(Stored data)

——————

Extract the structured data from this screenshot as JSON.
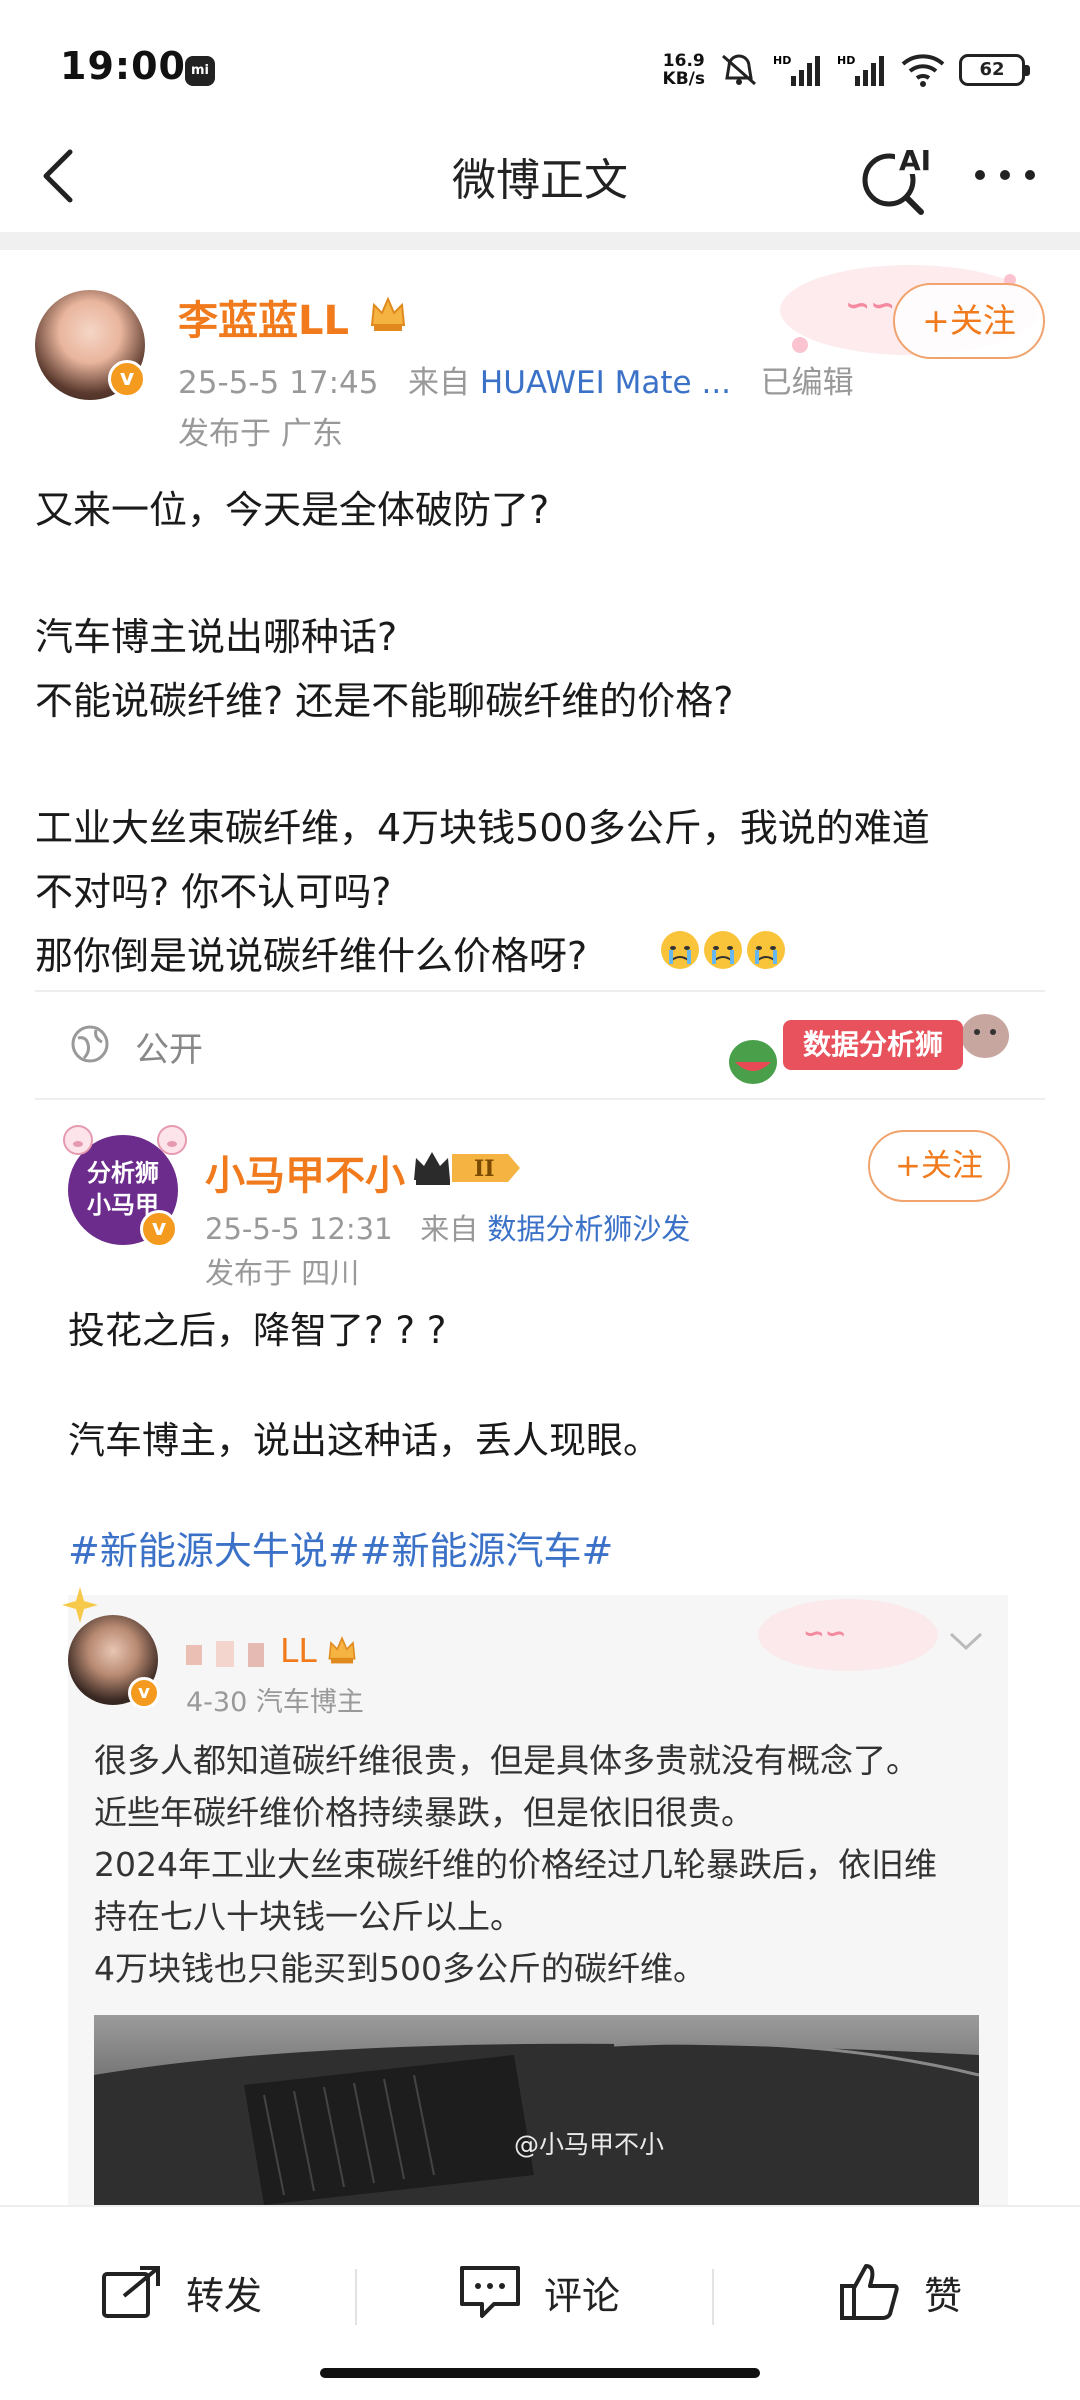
{
  "status_bar": {
    "time": "19:00",
    "net_speed_value": "16.9",
    "net_speed_unit": "KB/s",
    "battery": "62",
    "icons": [
      "mi-icon",
      "mute-icon",
      "hd-signal-icon",
      "hd-signal-icon",
      "wifi-icon",
      "battery-icon"
    ]
  },
  "nav": {
    "title": "微博正文",
    "ai_label": "AI"
  },
  "post": {
    "username": "李蓝蓝LL",
    "meta_time": "25-5-5 17:45",
    "meta_from": "来自",
    "meta_source": "HUAWEI Mate ...",
    "meta_edited": "已编辑",
    "location": "发布于 广东",
    "follow_label": "+关注",
    "text_1": "又来一位，今天是全体破防了?",
    "text_2": "汽车博主说出哪种话?\n不能说碳纤维? 还是不能聊碳纤维的价格?",
    "text_3": "工业大丝束碳纤维，4万块钱500多公斤，我说的难道\n不对吗? 你不认可吗?\n那你倒是说说碳纤维什么价格呀?",
    "emoji": [
      "crying-face-icon",
      "crying-face-icon",
      "crying-face-icon"
    ],
    "visibility": "公开",
    "stamp_text": "数据分析狮"
  },
  "repost": {
    "avatar_line1": "分析狮",
    "avatar_line2": "小马甲",
    "username": "小马甲不小",
    "level_badge": "II",
    "meta_time": "25-5-5 12:31",
    "meta_from": "来自",
    "meta_source": "数据分析狮沙发",
    "location": "发布于 四川",
    "follow_label": "+关注",
    "text_1": "投花之后，降智了? ? ?",
    "text_2": "汽车博主，说出这种话，丢人现眼。",
    "hashtags": "#新能源大牛说##新能源汽车#"
  },
  "quoted": {
    "name_visible": "LL",
    "meta": "4-30  汽车博主",
    "text": "很多人都知道碳纤维很贵，但是具体多贵就没有概念了。\n近些年碳纤维价格持续暴跌，但是依旧很贵。\n2024年工业大丝束碳纤维的价格经过几轮暴跌后，依旧维\n持在七八十块钱一公斤以上。\n4万块钱也只能买到500多公斤的碳纤维。",
    "watermark": "@小马甲不小"
  },
  "bottom_bar": {
    "repost_label": "转发",
    "comment_label": "评论",
    "like_label": "赞"
  },
  "colors": {
    "username": "#f07a1c",
    "link": "#3b72c8",
    "meta": "#999999",
    "verify": "#f39a1f"
  }
}
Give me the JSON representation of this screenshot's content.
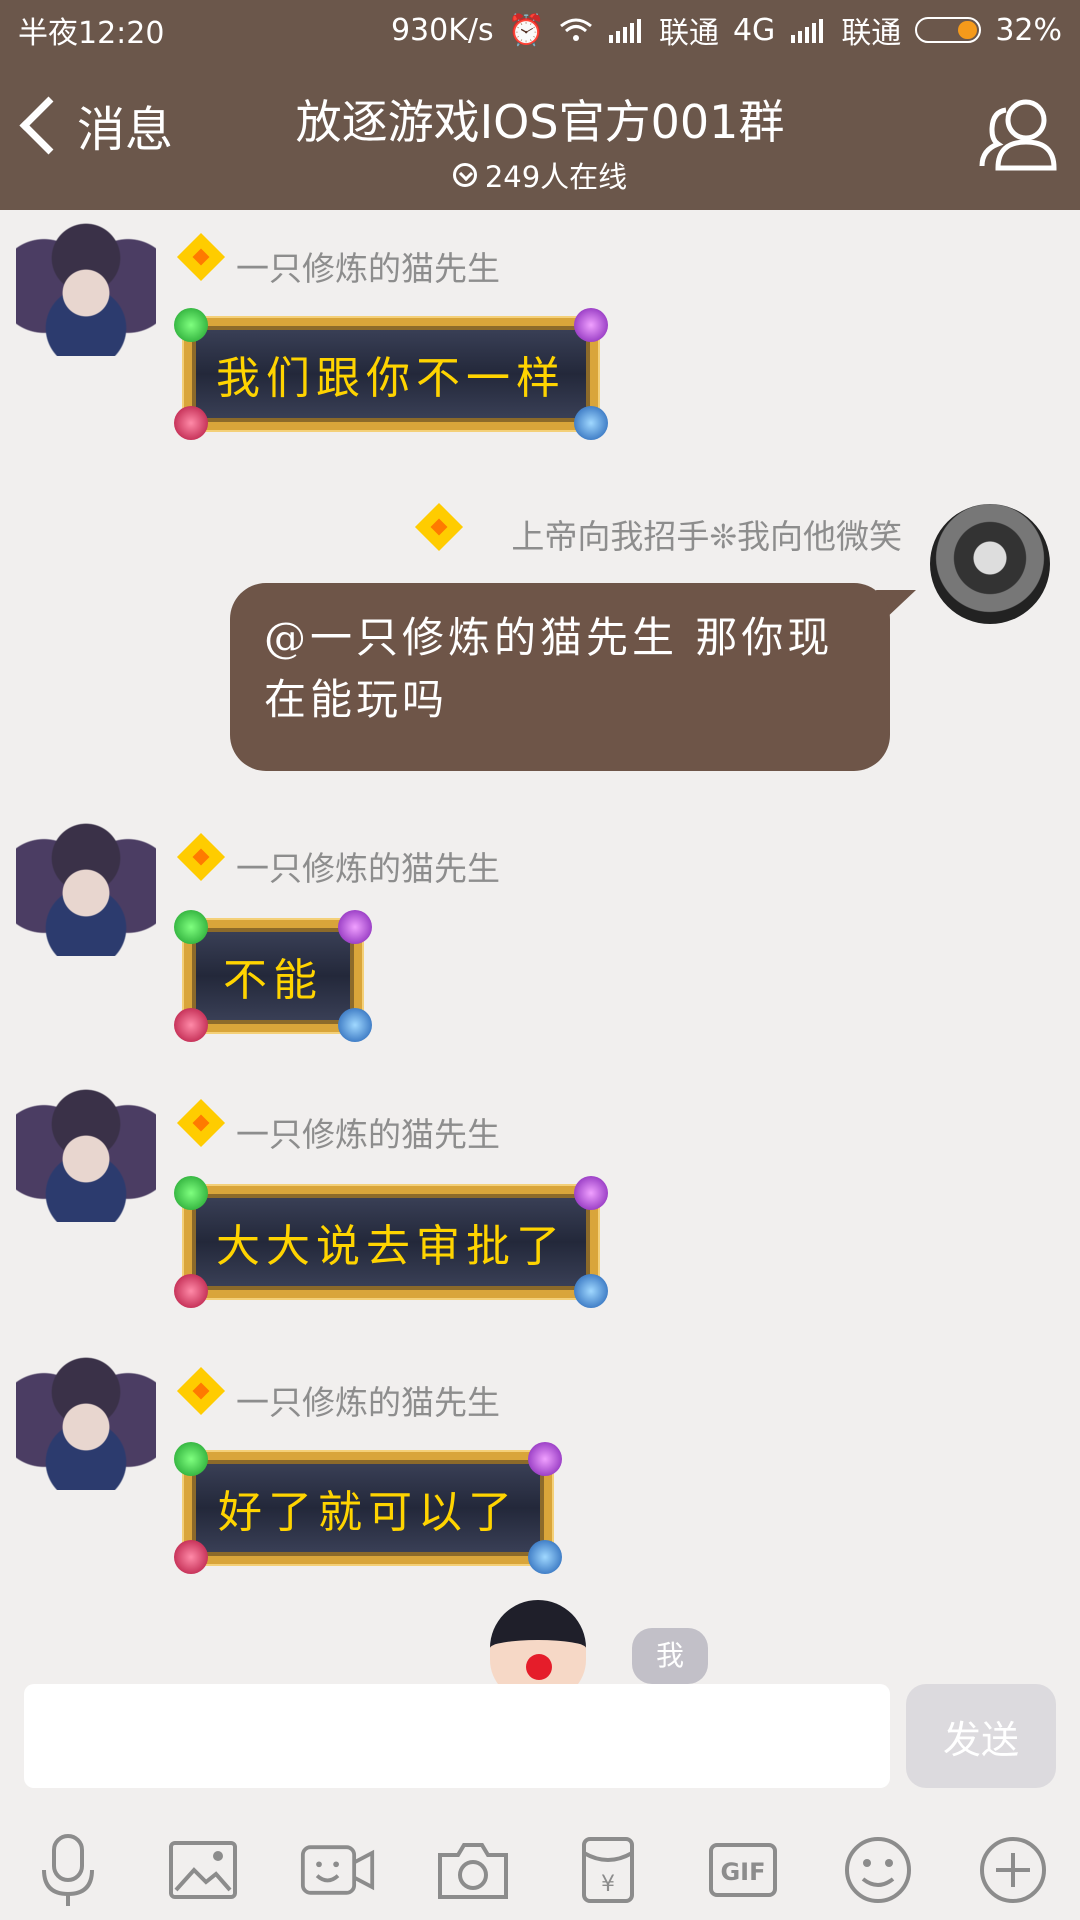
{
  "status_bar": {
    "time": "半夜12:20",
    "net_speed": "930K/s",
    "carrier1": "联通",
    "network": "4G",
    "carrier2": "联通",
    "battery": "32%",
    "battery_level": 0.32
  },
  "header": {
    "back_label": "消息",
    "title": "放逐游戏IOS官方001群",
    "online_count": "249人在线"
  },
  "messages": [
    {
      "sender": "一只修炼的猫先生",
      "text": "我们跟你不一样",
      "side": "left"
    },
    {
      "sender": "上帝向我招手❊我向他微笑",
      "text": "@一只修炼的猫先生 那你现在能玩吗",
      "side": "right"
    },
    {
      "sender": "一只修炼的猫先生",
      "text": "不能",
      "side": "left"
    },
    {
      "sender": "一只修炼的猫先生",
      "text": "大大说去审批了",
      "side": "left"
    },
    {
      "sender": "一只修炼的猫先生",
      "text": "好了就可以了",
      "side": "left"
    }
  ],
  "me_tag": "我",
  "composer": {
    "input_value": "",
    "send_label": "发送"
  },
  "toolbar_icons": [
    "microphone-icon",
    "image-icon",
    "video-call-icon",
    "camera-icon",
    "red-packet-icon",
    "gif-icon",
    "emoji-icon",
    "plus-icon"
  ],
  "colors": {
    "header": "#6b574b",
    "bubble_brown": "#6e5548",
    "background": "#f1efee",
    "fancy_text": "#ffd400"
  }
}
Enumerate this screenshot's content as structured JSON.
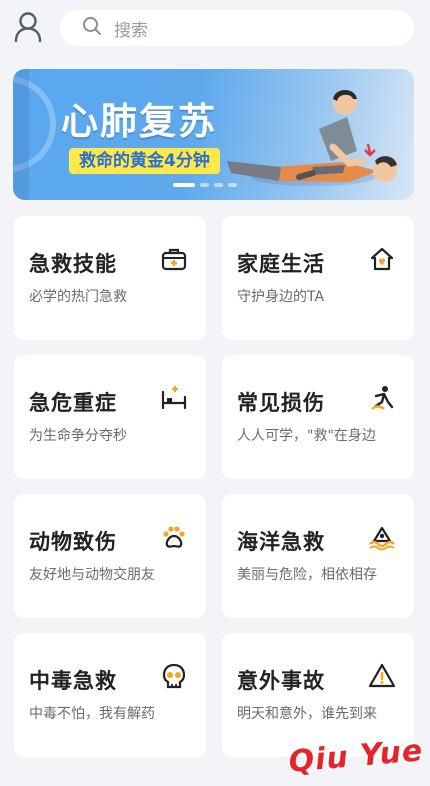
{
  "search": {
    "placeholder": "搜索"
  },
  "banner": {
    "title": "心肺复苏",
    "subtitle": "救命的黄金4分钟",
    "page_count": 4,
    "active_page": 1
  },
  "categories": [
    {
      "title": "急救技能",
      "subtitle": "必学的热门急救",
      "icon": "first-aid-kit-icon"
    },
    {
      "title": "家庭生活",
      "subtitle": "守护身边的TA",
      "icon": "home-heart-icon"
    },
    {
      "title": "急危重症",
      "subtitle": "为生命争分夺秒",
      "icon": "hospital-bed-icon"
    },
    {
      "title": "常见损伤",
      "subtitle": "人人可学，\"救\"在身边",
      "icon": "falling-person-icon"
    },
    {
      "title": "动物致伤",
      "subtitle": "友好地与动物交朋友",
      "icon": "paw-icon"
    },
    {
      "title": "海洋急救",
      "subtitle": "美丽与危险，相依相存",
      "icon": "ocean-wave-icon"
    },
    {
      "title": "中毒急救",
      "subtitle": "中毒不怕，我有解药",
      "icon": "skull-icon"
    },
    {
      "title": "意外事故",
      "subtitle": "明天和意外，谁先到来",
      "icon": "warning-icon"
    }
  ],
  "watermark": {
    "text": "Qiu Yue"
  },
  "colors": {
    "accent": "#f5a623",
    "dark": "#222222",
    "background": "#f3f4f8"
  }
}
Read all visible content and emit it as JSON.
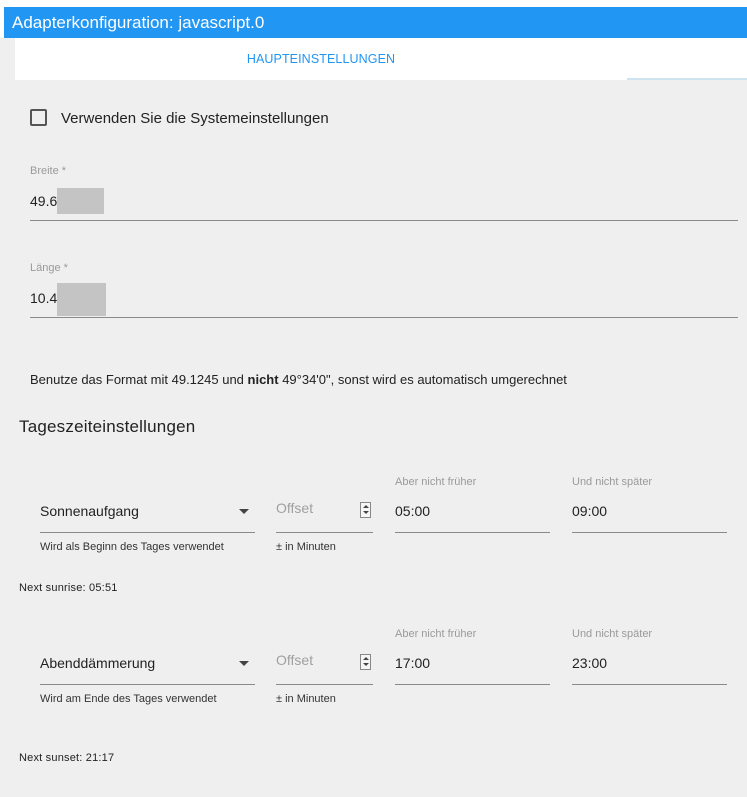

——————

Task description: The string "screenshot" may appear in lines of the listing above; tally those lines and give the number only.

Solution for this problem: 3